* _Provided passage_

· · ·

There are other signs a new city is not emerging from the wreckage. Violent crime, for years among the worst in the nation, is rising sharply again after virtually disappearing last fall. There were as many slayings in July as there were in July 2005, police say, despite a 50% decrease in the population. U.S. Attorney General Alberto Gonzales said Monday he’s sending extra U.S. attorneys, marshals and agents from the Bureau of Alcohol, Tobacco and Firearms to help local law enforcement.

Despite calls from planners, elected officials and civil engineers for a complete redesign of the city’s failed levee system, the Army Corps of Engineers, on directions from Congress, has spent $1 billion to bring flood protection back to where it was pre-Katrina. Plans are in the works for another $5 billion in upgrades, but even those won’t provide protection from a Category 5 storm, which forecasters say is more and more likely to occur.

"We’re going to get a really nice, 1965 flood-protection system," says Paul Kemp, a Louisiana State University engineer and a member of Team Louisiana, a group of scientists studying why the levees failed. The current system of levees and floodwalls was begun after Hurricane Betsy swamped New Orleans in 1965. When Katrina hit, it was still unfinished.

There are some improvements, including gates at the foot of the canals that caused most of the flooding and a better design for the replaced walls. Even the Corps admits that another storm could overwhelm the levees. The Corps has said there was not enough time to do more than restore the system to what it was pre-Katrina, and so far, Congress has approved $5 billion for levee work, not enough for a completely new system.

"If you were really signaling that you were going to do something different, you would have to do something different with the levees," Kemp says. "You would invest in a 21st-century protection system. We should want nothing less than a city that you don’t have to evacuate."

· · ·

(Page layout parsing material)

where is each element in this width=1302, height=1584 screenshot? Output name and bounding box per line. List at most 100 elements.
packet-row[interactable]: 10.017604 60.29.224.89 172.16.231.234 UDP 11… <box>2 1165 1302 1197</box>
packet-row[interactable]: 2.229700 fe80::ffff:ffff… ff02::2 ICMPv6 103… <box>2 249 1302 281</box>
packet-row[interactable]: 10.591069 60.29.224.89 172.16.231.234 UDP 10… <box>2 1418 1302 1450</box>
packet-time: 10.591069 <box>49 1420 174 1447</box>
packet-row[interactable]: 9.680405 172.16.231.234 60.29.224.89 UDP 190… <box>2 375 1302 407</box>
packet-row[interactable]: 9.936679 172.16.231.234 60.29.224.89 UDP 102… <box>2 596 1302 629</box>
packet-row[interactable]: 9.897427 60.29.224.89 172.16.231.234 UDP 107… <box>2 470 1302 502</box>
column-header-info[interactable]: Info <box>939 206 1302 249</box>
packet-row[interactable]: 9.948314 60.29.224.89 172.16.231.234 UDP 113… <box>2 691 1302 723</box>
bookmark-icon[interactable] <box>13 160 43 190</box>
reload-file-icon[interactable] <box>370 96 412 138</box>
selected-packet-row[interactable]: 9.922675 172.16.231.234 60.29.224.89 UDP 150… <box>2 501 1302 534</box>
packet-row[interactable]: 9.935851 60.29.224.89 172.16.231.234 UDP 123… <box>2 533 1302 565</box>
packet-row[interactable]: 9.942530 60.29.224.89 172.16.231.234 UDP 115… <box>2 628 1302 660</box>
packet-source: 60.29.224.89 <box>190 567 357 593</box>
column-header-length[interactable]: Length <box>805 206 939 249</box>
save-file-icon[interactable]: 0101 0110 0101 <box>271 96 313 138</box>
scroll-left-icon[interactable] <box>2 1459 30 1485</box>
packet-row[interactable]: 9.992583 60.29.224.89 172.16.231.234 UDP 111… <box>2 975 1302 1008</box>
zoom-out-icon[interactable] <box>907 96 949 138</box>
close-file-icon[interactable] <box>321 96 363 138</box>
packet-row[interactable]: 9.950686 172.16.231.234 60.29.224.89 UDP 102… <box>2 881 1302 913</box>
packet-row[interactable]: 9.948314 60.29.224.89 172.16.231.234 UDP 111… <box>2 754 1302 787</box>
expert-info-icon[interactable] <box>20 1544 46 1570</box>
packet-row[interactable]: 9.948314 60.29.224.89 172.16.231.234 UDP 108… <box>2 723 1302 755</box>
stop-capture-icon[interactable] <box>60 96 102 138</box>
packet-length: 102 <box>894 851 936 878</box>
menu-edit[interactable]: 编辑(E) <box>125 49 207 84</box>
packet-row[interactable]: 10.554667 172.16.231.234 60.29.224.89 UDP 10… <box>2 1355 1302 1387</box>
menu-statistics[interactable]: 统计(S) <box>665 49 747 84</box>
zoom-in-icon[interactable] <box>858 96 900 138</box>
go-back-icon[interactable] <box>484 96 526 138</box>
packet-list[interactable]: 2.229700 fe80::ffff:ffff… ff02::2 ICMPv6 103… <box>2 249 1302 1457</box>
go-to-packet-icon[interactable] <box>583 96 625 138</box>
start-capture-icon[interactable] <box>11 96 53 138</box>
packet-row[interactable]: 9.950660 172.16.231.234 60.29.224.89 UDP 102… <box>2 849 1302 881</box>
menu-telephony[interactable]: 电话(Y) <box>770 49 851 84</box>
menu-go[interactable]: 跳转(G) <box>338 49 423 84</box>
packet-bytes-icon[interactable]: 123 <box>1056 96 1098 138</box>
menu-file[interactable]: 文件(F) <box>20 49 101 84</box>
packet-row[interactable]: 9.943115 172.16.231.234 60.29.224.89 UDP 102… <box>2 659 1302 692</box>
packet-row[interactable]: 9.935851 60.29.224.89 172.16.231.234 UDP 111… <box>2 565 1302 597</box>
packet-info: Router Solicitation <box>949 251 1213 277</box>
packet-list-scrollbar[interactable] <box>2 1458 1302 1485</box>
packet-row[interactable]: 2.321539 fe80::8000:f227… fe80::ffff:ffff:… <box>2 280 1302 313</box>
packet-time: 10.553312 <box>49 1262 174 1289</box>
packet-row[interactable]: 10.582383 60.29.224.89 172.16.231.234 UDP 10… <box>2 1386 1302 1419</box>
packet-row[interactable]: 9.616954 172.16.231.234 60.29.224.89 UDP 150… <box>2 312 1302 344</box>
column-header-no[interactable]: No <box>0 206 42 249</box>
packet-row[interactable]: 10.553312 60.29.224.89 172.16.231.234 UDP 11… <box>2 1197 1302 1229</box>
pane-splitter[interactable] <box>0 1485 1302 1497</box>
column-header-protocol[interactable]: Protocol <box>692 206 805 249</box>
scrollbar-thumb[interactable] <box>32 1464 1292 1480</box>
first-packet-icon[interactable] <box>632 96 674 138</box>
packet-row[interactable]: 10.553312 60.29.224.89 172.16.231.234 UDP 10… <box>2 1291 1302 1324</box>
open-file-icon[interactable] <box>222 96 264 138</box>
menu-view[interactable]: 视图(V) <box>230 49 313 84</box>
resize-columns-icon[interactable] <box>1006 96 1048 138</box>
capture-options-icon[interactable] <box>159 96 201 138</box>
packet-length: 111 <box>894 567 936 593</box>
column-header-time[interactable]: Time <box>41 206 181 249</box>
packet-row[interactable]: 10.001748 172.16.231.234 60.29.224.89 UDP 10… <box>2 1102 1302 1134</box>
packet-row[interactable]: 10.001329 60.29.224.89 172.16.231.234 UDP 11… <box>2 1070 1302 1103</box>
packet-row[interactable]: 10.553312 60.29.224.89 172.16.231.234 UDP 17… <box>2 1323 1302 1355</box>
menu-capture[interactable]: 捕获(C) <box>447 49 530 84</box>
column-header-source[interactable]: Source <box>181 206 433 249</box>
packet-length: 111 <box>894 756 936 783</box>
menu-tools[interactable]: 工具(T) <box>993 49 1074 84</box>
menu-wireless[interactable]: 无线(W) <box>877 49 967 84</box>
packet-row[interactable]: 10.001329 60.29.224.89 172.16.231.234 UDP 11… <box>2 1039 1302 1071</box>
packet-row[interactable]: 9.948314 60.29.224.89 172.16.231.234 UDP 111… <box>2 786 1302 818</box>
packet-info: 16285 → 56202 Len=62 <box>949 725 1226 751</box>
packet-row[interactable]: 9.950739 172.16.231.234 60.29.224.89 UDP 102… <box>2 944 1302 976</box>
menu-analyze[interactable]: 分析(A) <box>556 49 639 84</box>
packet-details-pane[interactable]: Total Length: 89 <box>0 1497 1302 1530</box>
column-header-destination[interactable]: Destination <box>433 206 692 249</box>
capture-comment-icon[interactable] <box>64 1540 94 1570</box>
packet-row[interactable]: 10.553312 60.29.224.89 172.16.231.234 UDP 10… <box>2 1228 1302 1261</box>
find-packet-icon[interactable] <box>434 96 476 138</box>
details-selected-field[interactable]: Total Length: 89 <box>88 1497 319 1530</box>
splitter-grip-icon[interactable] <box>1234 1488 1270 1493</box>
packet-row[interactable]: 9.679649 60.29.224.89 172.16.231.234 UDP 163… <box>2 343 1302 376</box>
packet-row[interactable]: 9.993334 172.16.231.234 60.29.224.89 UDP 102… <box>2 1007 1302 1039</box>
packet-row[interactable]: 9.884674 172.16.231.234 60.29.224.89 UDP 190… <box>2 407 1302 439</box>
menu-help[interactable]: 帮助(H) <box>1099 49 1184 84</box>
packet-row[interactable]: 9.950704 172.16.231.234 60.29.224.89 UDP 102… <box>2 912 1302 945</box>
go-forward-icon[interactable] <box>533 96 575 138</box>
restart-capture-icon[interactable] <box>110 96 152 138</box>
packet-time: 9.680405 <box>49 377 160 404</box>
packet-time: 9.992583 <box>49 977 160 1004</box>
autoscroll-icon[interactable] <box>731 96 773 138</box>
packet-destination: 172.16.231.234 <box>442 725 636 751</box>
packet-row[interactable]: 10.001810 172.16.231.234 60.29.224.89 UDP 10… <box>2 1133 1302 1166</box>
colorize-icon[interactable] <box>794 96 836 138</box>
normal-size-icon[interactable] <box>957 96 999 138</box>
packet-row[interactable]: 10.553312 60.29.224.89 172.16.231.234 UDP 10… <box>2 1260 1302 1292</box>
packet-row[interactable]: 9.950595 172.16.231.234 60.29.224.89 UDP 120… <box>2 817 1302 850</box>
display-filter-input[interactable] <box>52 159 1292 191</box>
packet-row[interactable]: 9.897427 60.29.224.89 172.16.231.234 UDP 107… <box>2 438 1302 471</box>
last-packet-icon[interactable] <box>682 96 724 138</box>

· · ·

* _What to produce_
Duplicate, word for word, the part of the New Orleans levees passage that opens with the words containing "Despite calls from" and closes with "likely to occur.". Work from the New Orleans levees passage alone.

* _Reply to the task_
Despite calls from planners, elected officials and civil engineers for a complete redesign of the city’s failed levee system, the Army Corps of Engineers, on directions from Congress, has spent $1 billion to bring flood protection back to where it was pre-Katrina. Plans are in the works for another $5 billion in upgrades, but even those won’t provide protection from a Category 5 storm, which forecasters say is more and more likely to occur.